## Task directions
Extract the lines that carry the string "Trần" from the listing.

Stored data
■ ■ ■

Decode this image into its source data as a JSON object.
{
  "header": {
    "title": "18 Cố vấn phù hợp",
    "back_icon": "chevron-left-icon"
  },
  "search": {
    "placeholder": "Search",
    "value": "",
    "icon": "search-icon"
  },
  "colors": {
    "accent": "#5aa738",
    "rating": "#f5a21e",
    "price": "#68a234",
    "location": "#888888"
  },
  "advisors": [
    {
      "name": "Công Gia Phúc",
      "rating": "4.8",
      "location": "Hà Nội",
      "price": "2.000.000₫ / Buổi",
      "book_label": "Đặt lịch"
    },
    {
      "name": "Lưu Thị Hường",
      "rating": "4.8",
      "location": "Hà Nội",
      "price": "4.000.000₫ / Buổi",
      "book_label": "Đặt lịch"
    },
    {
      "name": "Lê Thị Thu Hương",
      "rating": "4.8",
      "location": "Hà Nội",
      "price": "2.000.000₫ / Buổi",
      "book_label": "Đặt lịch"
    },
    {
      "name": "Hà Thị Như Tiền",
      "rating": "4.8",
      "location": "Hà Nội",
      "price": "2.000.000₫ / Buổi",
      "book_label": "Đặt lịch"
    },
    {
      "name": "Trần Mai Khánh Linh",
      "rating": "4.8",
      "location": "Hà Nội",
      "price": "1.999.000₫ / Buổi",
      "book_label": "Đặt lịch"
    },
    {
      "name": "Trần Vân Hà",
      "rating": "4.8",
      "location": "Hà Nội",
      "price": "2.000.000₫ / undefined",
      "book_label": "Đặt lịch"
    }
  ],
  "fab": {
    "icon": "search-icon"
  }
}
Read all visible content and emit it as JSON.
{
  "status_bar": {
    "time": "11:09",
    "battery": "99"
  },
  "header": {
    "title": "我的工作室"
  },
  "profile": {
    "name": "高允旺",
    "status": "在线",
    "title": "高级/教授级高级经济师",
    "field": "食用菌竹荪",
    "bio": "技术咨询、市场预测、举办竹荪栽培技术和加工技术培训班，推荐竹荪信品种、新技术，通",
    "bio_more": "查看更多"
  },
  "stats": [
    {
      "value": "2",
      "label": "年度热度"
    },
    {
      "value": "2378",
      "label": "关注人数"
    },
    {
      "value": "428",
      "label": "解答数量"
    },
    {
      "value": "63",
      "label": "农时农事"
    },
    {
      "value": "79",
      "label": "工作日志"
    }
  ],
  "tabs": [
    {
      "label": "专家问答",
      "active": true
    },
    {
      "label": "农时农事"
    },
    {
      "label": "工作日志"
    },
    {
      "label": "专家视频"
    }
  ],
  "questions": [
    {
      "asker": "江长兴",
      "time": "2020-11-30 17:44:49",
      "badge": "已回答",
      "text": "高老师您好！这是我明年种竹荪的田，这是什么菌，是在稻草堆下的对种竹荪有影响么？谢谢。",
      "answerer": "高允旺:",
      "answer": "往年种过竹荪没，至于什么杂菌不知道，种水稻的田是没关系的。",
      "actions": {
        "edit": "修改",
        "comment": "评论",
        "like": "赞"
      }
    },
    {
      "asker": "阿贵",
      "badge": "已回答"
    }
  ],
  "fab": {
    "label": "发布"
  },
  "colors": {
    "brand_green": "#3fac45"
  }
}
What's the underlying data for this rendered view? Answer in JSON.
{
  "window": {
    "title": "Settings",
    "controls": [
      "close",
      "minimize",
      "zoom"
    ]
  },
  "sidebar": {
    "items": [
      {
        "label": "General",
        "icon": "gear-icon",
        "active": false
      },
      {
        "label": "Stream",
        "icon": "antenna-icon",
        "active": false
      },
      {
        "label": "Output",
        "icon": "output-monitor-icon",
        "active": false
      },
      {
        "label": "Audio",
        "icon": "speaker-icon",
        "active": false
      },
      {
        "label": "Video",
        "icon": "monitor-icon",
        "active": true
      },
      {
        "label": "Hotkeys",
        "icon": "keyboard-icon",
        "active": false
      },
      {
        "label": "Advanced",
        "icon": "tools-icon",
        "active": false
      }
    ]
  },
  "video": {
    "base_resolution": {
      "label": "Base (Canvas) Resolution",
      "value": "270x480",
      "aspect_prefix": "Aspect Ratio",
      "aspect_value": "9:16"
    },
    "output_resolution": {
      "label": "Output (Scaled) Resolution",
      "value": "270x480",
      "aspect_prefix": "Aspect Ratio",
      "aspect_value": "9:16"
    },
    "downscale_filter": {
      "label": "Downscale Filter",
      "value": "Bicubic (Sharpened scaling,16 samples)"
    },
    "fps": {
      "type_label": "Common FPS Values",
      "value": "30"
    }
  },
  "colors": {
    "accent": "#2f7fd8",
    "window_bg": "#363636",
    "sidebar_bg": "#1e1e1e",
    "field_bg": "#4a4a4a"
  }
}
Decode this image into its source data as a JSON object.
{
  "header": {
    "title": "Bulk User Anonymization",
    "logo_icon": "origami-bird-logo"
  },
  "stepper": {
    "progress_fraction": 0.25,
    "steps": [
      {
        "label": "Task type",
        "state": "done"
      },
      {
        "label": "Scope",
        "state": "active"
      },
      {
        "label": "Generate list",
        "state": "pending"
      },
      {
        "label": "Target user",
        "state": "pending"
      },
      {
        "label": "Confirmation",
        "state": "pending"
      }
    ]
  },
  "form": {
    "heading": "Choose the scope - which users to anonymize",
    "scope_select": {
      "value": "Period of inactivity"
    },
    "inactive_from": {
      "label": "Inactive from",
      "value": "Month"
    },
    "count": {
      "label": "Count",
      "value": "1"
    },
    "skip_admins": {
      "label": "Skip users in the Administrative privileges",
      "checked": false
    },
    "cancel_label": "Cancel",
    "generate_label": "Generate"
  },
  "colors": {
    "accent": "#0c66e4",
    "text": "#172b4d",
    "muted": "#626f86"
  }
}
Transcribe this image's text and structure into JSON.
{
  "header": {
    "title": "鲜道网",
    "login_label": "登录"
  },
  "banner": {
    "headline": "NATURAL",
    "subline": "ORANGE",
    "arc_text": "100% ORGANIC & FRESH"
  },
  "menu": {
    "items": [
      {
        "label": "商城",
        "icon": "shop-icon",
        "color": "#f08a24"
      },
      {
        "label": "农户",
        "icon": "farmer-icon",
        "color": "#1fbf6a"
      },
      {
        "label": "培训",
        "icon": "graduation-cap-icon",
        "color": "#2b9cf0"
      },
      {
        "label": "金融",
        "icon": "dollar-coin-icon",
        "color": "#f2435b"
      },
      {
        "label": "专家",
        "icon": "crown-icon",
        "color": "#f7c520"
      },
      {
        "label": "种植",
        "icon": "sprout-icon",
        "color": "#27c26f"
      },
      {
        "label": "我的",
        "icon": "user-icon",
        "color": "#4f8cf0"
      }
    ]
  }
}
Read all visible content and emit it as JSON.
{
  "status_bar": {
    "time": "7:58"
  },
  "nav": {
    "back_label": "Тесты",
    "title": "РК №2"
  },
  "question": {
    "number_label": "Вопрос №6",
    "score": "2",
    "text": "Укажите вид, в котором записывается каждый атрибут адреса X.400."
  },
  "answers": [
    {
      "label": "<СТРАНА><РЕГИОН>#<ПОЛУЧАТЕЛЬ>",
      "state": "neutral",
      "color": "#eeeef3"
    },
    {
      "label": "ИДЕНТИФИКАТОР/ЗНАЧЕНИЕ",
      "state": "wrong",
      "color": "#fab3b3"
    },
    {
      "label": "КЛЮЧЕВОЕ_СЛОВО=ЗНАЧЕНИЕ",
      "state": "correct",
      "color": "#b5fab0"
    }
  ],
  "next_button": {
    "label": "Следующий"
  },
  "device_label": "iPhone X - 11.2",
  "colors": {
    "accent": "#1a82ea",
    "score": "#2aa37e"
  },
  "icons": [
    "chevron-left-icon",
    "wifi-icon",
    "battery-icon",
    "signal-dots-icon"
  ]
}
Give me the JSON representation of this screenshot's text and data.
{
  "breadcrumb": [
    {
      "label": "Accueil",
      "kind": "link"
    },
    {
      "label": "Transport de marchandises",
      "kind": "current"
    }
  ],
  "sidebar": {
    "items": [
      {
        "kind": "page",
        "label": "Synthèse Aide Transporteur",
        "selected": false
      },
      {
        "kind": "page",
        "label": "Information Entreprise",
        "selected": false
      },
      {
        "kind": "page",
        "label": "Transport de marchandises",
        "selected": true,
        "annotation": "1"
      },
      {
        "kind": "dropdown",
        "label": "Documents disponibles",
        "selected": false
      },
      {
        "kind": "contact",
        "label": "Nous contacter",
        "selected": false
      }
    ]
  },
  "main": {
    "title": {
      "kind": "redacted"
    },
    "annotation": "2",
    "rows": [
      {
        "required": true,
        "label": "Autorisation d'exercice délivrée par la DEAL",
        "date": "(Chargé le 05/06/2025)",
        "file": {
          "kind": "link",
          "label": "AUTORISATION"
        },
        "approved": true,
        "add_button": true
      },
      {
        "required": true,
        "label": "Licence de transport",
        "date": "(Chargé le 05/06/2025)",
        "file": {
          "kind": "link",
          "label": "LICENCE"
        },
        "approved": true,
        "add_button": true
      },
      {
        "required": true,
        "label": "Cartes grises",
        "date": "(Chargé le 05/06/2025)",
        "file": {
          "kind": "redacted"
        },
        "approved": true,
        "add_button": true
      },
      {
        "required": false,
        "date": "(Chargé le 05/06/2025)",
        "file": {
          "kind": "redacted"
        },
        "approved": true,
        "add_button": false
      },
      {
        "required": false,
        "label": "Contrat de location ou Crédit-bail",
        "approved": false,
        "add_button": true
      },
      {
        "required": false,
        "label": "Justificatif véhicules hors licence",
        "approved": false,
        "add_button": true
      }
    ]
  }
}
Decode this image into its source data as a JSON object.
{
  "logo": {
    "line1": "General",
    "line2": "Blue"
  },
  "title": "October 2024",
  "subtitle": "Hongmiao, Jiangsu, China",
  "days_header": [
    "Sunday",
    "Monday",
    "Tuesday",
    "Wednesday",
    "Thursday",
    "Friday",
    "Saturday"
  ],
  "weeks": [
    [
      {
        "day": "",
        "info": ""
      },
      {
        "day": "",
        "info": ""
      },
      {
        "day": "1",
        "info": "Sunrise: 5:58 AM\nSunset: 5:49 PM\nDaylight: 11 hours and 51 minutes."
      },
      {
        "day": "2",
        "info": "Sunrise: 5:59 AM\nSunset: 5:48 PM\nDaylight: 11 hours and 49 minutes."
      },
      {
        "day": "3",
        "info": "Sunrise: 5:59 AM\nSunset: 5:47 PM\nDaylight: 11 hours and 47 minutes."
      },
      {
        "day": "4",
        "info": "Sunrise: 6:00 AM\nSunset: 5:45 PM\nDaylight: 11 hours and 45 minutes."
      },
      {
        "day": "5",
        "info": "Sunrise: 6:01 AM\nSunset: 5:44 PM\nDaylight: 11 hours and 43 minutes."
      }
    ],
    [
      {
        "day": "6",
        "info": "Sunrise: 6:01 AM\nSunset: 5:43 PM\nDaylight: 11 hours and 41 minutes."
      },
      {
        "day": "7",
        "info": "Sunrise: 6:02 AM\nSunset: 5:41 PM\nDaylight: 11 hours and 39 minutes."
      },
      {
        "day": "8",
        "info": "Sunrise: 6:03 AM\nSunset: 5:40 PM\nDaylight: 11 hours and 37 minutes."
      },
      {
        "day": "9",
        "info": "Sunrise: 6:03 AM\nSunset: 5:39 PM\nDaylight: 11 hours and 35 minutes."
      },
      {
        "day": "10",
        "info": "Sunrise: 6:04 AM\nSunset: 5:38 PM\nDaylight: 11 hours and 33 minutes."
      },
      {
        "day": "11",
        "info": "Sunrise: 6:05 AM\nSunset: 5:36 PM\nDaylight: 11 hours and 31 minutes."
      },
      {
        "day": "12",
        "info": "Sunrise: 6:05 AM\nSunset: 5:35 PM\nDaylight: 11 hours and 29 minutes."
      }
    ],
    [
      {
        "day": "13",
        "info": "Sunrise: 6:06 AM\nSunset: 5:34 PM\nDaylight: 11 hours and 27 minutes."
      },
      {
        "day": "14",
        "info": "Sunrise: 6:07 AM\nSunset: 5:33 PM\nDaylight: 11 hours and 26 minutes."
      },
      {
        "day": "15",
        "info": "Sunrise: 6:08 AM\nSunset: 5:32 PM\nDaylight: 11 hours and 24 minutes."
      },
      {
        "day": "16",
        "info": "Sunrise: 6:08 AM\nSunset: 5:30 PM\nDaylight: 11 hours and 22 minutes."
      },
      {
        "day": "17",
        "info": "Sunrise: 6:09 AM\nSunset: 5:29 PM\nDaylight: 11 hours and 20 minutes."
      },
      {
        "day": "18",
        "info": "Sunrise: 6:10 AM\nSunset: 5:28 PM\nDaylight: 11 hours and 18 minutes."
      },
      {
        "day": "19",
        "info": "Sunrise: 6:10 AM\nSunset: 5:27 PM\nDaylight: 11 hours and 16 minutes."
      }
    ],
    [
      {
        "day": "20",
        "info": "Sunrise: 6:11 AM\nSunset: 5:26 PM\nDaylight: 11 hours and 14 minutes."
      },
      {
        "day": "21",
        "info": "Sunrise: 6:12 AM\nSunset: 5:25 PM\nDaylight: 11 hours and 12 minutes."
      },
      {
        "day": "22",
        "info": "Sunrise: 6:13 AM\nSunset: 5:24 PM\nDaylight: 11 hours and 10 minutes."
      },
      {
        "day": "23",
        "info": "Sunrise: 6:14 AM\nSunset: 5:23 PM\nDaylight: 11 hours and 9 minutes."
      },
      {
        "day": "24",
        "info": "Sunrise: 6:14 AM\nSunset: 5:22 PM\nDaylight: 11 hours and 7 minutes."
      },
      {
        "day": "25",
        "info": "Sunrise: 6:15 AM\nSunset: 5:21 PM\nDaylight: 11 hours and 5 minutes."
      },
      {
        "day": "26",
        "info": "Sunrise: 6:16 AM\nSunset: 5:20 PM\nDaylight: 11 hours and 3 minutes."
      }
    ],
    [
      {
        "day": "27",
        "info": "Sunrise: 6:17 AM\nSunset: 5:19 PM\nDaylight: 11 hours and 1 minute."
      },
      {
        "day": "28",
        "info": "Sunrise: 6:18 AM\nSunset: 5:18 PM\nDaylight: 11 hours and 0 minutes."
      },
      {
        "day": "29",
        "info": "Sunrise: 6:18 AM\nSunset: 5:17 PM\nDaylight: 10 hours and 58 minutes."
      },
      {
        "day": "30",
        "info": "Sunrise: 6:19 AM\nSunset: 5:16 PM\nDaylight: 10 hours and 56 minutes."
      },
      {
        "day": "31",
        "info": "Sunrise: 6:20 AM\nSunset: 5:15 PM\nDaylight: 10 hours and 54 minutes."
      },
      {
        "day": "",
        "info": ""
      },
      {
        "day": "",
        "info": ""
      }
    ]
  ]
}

■ ■ ■

## Task result
      "name": "Trần Mai Khánh Linh",
      "name": "Trần Vân Hà",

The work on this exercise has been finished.